Directions for this task ::
Write out every entry exactly as given, but omit the pictures.

Task input ::

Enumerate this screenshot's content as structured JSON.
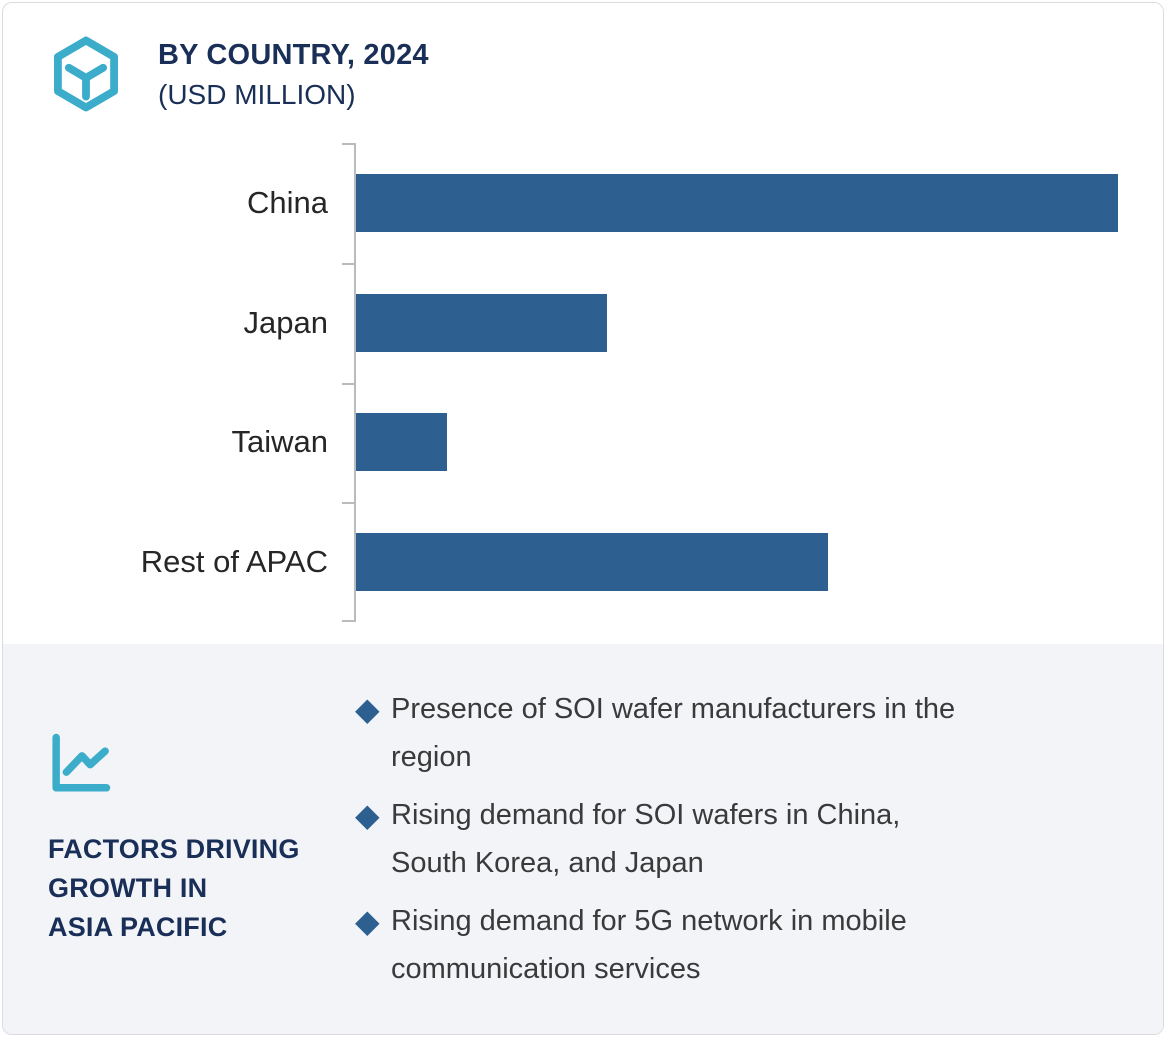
{
  "header": {
    "title": "BY COUNTRY, 2024",
    "subtitle": "(USD MILLION)"
  },
  "colors": {
    "bar_blue": "#2d6090",
    "accent_cyan": "#3caccb",
    "navy_text": "#1a2f57",
    "panel_background": "#f2f4f8",
    "axis_gray": "#b9bcbe"
  },
  "icons": {
    "logo": "hexagon-y-logo-icon",
    "growth": "line-chart-icon",
    "bullet": "diamond-bullet-icon"
  },
  "chart_data": {
    "type": "bar",
    "orientation": "horizontal",
    "title": "BY COUNTRY, 2024 (USD MILLION)",
    "xlabel": "",
    "ylabel": "",
    "categories": [
      "China",
      "Japan",
      "Taiwan",
      "Rest of APAC"
    ],
    "values": [
      100,
      33,
      12,
      62
    ],
    "values_note": "No numeric axis labels shown; values are relative bar lengths estimated with China = 100",
    "axis_numeric_labels_shown": false,
    "grid": false,
    "legend": false
  },
  "factors": {
    "heading_lines": [
      "FACTORS DRIVING",
      "GROWTH IN",
      "ASIA PACIFIC"
    ],
    "bullets": [
      {
        "line1": "Presence of SOI wafer manufacturers in the",
        "line2": "region"
      },
      {
        "line1": "Rising demand for SOI wafers in China,",
        "line2": "South Korea, and Japan"
      },
      {
        "line1": "Rising demand for 5G network in mobile",
        "line2": "communication services"
      }
    ]
  }
}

Correct result ::
Enumerate this screenshot's content as structured JSON.
{
  "header": {
    "title": "BY COUNTRY, 2024",
    "subtitle": "(USD MILLION)"
  },
  "colors": {
    "bar_blue": "#2d6090",
    "accent_cyan": "#3caccb",
    "navy_text": "#1a2f57",
    "panel_background": "#f2f4f8",
    "axis_gray": "#b9bcbe"
  },
  "icons": {
    "logo": "hexagon-y-logo-icon",
    "growth": "line-chart-icon",
    "bullet": "diamond-bullet-icon"
  },
  "chart_data": {
    "type": "bar",
    "orientation": "horizontal",
    "title": "BY COUNTRY, 2024 (USD MILLION)",
    "xlabel": "",
    "ylabel": "",
    "categories": [
      "China",
      "Japan",
      "Taiwan",
      "Rest of APAC"
    ],
    "values": [
      100,
      33,
      12,
      62
    ],
    "values_note": "No numeric axis labels shown; values are relative bar lengths estimated with China = 100",
    "axis_numeric_labels_shown": false,
    "grid": false,
    "legend": false
  },
  "factors": {
    "heading_lines": [
      "FACTORS DRIVING",
      "GROWTH IN",
      "ASIA PACIFIC"
    ],
    "bullets": [
      {
        "line1": "Presence of SOI wafer manufacturers in the",
        "line2": "region"
      },
      {
        "line1": "Rising demand for SOI wafers in China,",
        "line2": "South Korea, and Japan"
      },
      {
        "line1": "Rising demand for 5G network in mobile",
        "line2": "communication services"
      }
    ]
  }
}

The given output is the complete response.